- [Your goal] Extract all lines containing "style".

- [Records provided]
▼

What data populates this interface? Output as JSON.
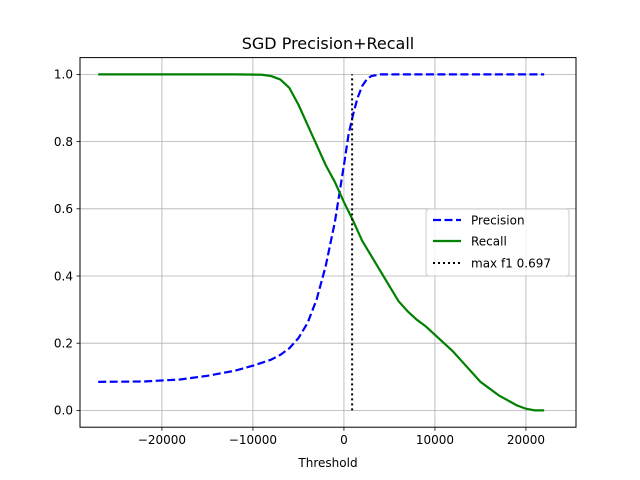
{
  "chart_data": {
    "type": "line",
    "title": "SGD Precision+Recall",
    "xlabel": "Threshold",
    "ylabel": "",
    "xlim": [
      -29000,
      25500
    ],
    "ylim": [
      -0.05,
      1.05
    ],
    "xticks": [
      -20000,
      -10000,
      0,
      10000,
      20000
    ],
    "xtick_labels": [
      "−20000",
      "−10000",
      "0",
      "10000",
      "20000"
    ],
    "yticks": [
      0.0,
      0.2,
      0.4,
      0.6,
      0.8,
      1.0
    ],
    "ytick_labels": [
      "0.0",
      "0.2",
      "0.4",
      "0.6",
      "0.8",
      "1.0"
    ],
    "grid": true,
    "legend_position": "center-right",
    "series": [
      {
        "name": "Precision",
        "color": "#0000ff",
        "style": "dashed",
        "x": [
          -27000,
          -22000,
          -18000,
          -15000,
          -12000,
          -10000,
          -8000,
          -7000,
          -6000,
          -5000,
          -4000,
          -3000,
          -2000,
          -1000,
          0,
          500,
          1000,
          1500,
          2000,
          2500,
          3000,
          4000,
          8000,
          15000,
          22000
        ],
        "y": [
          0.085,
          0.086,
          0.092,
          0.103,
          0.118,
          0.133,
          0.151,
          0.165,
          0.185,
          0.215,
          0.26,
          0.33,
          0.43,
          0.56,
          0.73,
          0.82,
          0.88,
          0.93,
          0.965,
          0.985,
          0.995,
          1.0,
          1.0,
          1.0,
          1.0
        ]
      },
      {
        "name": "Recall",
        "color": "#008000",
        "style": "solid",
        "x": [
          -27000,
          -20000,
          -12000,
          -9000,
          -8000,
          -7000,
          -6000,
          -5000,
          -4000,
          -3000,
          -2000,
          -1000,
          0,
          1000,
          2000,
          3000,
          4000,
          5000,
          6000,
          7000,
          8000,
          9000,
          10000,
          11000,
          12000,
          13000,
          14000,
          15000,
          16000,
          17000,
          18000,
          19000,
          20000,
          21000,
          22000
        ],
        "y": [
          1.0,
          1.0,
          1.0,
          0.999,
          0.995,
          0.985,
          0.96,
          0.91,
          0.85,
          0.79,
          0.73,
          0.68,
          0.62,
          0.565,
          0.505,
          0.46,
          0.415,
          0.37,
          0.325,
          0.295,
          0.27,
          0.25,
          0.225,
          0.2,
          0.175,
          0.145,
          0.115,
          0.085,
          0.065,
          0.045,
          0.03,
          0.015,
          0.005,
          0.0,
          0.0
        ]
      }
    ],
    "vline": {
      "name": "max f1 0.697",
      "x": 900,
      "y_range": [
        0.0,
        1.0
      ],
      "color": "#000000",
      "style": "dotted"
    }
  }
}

▲

- [Output of the task]
        "style": "dashed",
        "style": "solid",
      "style": "dotted"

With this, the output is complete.